═════ Supplied information
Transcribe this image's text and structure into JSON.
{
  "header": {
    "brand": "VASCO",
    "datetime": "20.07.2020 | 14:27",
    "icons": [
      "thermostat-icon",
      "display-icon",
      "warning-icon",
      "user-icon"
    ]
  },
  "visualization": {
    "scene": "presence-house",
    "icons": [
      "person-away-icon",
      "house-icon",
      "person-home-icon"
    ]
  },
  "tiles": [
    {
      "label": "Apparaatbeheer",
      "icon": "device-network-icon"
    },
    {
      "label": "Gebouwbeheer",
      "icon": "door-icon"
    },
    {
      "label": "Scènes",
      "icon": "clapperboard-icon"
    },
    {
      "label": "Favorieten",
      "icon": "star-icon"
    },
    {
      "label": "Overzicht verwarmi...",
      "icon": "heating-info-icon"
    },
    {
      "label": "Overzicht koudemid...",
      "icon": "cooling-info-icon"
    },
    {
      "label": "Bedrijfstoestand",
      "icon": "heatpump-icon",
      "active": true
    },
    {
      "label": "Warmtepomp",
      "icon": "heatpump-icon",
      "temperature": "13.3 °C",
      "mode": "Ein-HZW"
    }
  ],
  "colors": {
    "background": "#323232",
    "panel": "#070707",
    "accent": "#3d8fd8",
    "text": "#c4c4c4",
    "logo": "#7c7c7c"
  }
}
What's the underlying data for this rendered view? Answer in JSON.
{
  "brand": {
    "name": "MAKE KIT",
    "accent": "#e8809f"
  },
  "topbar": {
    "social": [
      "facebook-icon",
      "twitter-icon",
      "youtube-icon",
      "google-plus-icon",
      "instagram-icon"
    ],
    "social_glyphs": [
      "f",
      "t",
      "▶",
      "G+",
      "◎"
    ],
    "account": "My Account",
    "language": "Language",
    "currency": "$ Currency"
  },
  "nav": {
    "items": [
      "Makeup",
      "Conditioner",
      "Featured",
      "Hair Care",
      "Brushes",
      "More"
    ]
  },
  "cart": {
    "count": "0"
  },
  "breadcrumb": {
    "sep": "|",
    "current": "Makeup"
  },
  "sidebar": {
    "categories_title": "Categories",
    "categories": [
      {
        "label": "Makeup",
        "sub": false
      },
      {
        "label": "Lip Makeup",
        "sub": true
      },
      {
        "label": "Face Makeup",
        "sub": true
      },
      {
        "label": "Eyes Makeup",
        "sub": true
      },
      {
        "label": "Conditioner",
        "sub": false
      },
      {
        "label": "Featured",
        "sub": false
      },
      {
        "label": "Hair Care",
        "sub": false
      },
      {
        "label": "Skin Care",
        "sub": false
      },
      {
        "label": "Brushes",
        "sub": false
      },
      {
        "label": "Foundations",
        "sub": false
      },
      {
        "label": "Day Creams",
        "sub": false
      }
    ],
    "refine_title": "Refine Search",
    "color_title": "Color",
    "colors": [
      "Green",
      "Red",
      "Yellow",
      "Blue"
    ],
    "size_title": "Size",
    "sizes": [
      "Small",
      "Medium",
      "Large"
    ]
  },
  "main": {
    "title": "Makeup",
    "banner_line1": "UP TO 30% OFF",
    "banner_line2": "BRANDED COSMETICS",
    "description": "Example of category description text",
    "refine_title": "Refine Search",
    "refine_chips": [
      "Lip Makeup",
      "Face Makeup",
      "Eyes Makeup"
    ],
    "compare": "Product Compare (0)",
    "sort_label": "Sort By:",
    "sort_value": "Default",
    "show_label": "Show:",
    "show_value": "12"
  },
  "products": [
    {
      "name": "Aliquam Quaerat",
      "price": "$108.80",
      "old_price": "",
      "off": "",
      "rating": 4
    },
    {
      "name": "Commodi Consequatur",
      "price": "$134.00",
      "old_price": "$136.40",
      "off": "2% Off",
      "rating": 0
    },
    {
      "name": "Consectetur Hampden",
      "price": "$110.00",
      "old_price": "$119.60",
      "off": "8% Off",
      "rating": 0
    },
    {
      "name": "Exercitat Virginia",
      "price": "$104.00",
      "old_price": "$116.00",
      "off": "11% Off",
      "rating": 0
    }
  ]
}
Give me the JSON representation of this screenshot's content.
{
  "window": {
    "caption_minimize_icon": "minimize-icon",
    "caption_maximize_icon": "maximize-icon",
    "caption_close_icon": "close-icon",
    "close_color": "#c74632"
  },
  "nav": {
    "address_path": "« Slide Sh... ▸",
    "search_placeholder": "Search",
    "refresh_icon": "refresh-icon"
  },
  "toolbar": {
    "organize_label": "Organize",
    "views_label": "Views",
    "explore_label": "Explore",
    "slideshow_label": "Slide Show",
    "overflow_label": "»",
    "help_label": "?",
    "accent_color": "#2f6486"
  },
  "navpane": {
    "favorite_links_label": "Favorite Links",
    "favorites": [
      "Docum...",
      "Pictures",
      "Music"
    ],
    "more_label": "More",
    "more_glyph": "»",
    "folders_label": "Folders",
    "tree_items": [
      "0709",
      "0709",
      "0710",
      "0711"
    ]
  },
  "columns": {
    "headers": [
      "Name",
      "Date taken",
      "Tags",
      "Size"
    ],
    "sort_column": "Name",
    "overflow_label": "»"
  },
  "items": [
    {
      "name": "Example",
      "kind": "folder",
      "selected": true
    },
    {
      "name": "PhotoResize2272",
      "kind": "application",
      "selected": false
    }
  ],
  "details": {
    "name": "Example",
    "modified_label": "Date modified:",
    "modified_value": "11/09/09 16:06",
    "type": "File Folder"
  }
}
══════════
--- Directions ---
Each line in the entries above that includes the string "Slide" should be extracted.

--- Exercise response ---
    "address_path": "« Slide Sh... ▸",
    "slideshow_label": "Slide Show",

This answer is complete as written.